Find a value within nested json dictionary in python

Question:

From the following json, in python, I’d like to extract the value “TEXT”. All the keys are constant except for unknown. Unknown could be any string like “a6784t66” or “hobvp*nfe”. The value of unknown is not known, only that it will be in that position in each json response.

{
  "A": {
    "B": {
      "unknown": {
        "1": "F",
        "maindata": [
          {
            "Info": "TEXT"
          }
        ]
      }
    }
  }
}

one line json

'{"A":{"B":{"unknown":{"1":"F","maindata":[{"Info":"TEXT"}]}}}}'

How would you get the value of “Text”? (I know how to load the json with json.loads)..but I’m not sure how to get the value of “Text”. Thanks.

(I’m not sure what the best title is.)

Asked By: user1959942

||

Answers:

It is a bit lenghty, but in that example above:

In [1]: import json

In [2]: s = """

◆ **Given information**:
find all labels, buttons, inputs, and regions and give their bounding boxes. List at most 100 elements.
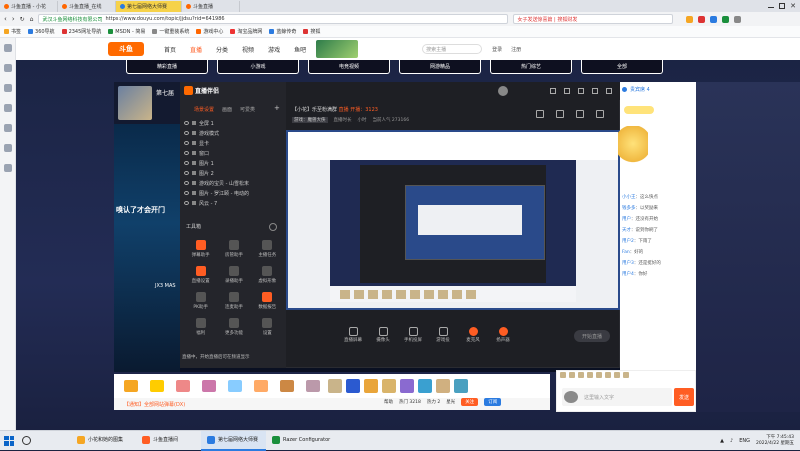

◆ **What is expected**: In the forum thread about nested JSON, list every key name in the JSON object in the question, in the order they appear.

◆ **Answer to this problem**: A, B, unknown, 1, maindata, Info